··· Supplied records ···

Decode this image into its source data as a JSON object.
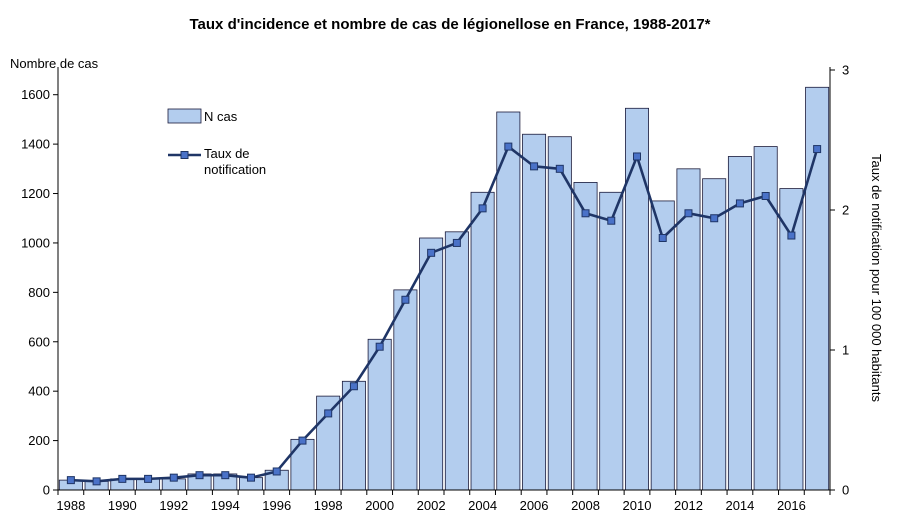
{
  "chart_data": {
    "type": "bar+line",
    "title": "Taux d'incidence et nombre de cas de légionellose en France, 1988-2017*",
    "left_axis_label": "Nombre de cas",
    "right_axis_label": "Taux de notification pour 100 000 habitants",
    "years": [
      1988,
      1989,
      1990,
      1991,
      1992,
      1993,
      1994,
      1995,
      1996,
      1997,
      1998,
      1999,
      2000,
      2001,
      2002,
      2003,
      2004,
      2005,
      2006,
      2007,
      2008,
      2009,
      2010,
      2011,
      2012,
      2013,
      2014,
      2015,
      2016,
      2017
    ],
    "x_tick_labels": [
      "1988",
      "1990",
      "1992",
      "1994",
      "1996",
      "1998",
      "2000",
      "2002",
      "2004",
      "2006",
      "2008",
      "2010",
      "2012",
      "2014",
      "2016"
    ],
    "y_left_ticks": [
      0,
      200,
      400,
      600,
      800,
      1000,
      1200,
      1400,
      1600
    ],
    "y_left_range": [
      0,
      1700
    ],
    "y_right_ticks": [
      0,
      1,
      2,
      3
    ],
    "y_right_range": [
      0,
      3
    ],
    "series": [
      {
        "name": "N cas",
        "type": "bar",
        "axis": "left",
        "values": [
          40,
          35,
          45,
          45,
          45,
          65,
          65,
          50,
          80,
          205,
          380,
          440,
          610,
          810,
          1020,
          1045,
          1205,
          1530,
          1440,
          1430,
          1245,
          1205,
          1545,
          1170,
          1300,
          1260,
          1350,
          1390,
          1220,
          1630
        ]
      },
      {
        "name": "Taux de notification",
        "type": "line",
        "axis": "left-scaled",
        "values": [
          40,
          35,
          45,
          45,
          50,
          60,
          60,
          50,
          75,
          200,
          310,
          420,
          580,
          770,
          960,
          1000,
          1140,
          1390,
          1310,
          1300,
          1120,
          1090,
          1350,
          1020,
          1120,
          1100,
          1160,
          1190,
          1030,
          1380
        ]
      }
    ],
    "legend": [
      "N cas",
      "Taux de",
      "notification"
    ],
    "colors": {
      "bar_fill": "#b3cdee",
      "bar_stroke": "#1a1a3a",
      "line": "#1f3566",
      "marker": "#4a72c8"
    }
  }
}
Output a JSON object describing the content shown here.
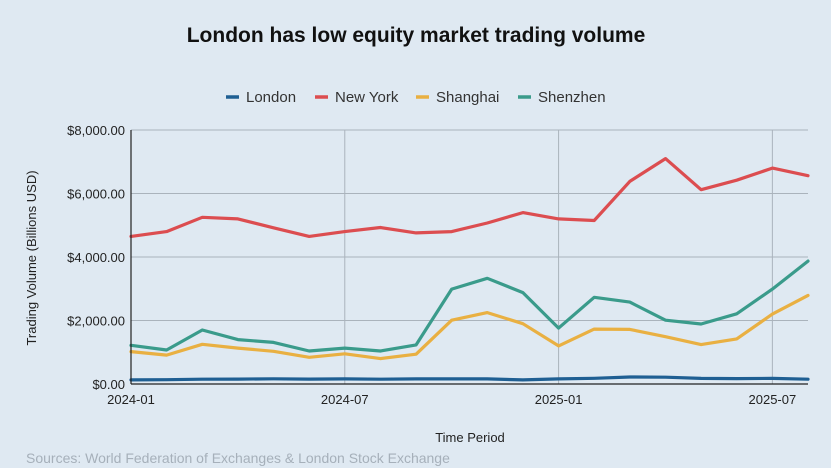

···

- _Set task_
Each record above is to be restated exactly, with its pictures removed from the copy.

- _Exercise output_
Decode this image into its source data as a JSON object.
{
  "chart_data": {
    "type": "bar+line",
    "title": "Taux d'incidence et nombre de cas de légionellose en France, 1988-2017*",
    "left_axis_label": "Nombre de cas",
    "right_axis_label": "Taux de notification pour 100 000 habitants",
    "years": [
      1988,
      1989,
      1990,
      1991,
      1992,
      1993,
      1994,
      1995,
      1996,
      1997,
      1998,
      1999,
      2000,
      2001,
      2002,
      2003,
      2004,
      2005,
      2006,
      2007,
      2008,
      2009,
      2010,
      2011,
      2012,
      2013,
      2014,
      2015,
      2016,
      2017
    ],
    "x_tick_labels": [
      "1988",
      "1990",
      "1992",
      "1994",
      "1996",
      "1998",
      "2000",
      "2002",
      "2004",
      "2006",
      "2008",
      "2010",
      "2012",
      "2014",
      "2016"
    ],
    "y_left_ticks": [
      0,
      200,
      400,
      600,
      800,
      1000,
      1200,
      1400,
      1600
    ],
    "y_left_range": [
      0,
      1700
    ],
    "y_right_ticks": [
      0,
      1,
      2,
      3
    ],
    "y_right_range": [
      0,
      3
    ],
    "series": [
      {
        "name": "N cas",
        "type": "bar",
        "axis": "left",
        "values": [
          40,
          35,
          45,
          45,
          45,
          65,
          65,
          50,
          80,
          205,
          380,
          440,
          610,
          810,
          1020,
          1045,
          1205,
          1530,
          1440,
          1430,
          1245,
          1205,
          1545,
          1170,
          1300,
          1260,
          1350,
          1390,
          1220,
          1630
        ]
      },
      {
        "name": "Taux de notification",
        "type": "line",
        "axis": "left-scaled",
        "values": [
          40,
          35,
          45,
          45,
          50,
          60,
          60,
          50,
          75,
          200,
          310,
          420,
          580,
          770,
          960,
          1000,
          1140,
          1390,
          1310,
          1300,
          1120,
          1090,
          1350,
          1020,
          1120,
          1100,
          1160,
          1190,
          1030,
          1380
        ]
      }
    ],
    "legend": [
      "N cas",
      "Taux de",
      "notification"
    ],
    "colors": {
      "bar_fill": "#b3cdee",
      "bar_stroke": "#1a1a3a",
      "line": "#1f3566",
      "marker": "#4a72c8"
    }
  }
}
Output a JSON object describing the content shown here.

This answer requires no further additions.